> [Data excerpts]:
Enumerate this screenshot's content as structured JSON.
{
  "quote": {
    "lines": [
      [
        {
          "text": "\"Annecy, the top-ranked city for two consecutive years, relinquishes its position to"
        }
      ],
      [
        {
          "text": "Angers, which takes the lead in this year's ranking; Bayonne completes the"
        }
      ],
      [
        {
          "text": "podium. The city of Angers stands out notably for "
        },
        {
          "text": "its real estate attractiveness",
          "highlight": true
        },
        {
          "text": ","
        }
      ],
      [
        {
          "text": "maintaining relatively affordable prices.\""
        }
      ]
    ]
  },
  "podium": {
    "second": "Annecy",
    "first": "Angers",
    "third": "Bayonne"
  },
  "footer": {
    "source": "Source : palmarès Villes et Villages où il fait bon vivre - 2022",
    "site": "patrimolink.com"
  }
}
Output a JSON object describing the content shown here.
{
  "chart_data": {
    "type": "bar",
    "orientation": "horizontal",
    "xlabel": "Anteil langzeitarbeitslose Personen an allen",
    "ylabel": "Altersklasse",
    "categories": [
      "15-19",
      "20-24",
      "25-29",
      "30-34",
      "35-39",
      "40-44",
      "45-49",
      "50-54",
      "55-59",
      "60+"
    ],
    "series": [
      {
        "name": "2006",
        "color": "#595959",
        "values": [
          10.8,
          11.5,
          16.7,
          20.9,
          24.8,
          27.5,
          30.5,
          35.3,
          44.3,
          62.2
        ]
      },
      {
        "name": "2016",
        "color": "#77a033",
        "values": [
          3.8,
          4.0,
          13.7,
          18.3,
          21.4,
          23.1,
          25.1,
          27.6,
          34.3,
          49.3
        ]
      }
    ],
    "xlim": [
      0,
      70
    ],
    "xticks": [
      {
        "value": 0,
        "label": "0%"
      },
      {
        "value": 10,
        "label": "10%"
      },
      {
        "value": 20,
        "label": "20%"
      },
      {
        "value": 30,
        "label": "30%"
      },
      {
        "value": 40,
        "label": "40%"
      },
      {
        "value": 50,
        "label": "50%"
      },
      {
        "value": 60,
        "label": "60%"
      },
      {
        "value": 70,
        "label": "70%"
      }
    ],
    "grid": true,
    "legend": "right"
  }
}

> [Directions]: Copy in full each line that holds the word "this".

> [Written response]:
Enumerate this screenshot's content as structured JSON.
          "text": "Angers, which takes the lead in this year's ranking; Bayonne completes the"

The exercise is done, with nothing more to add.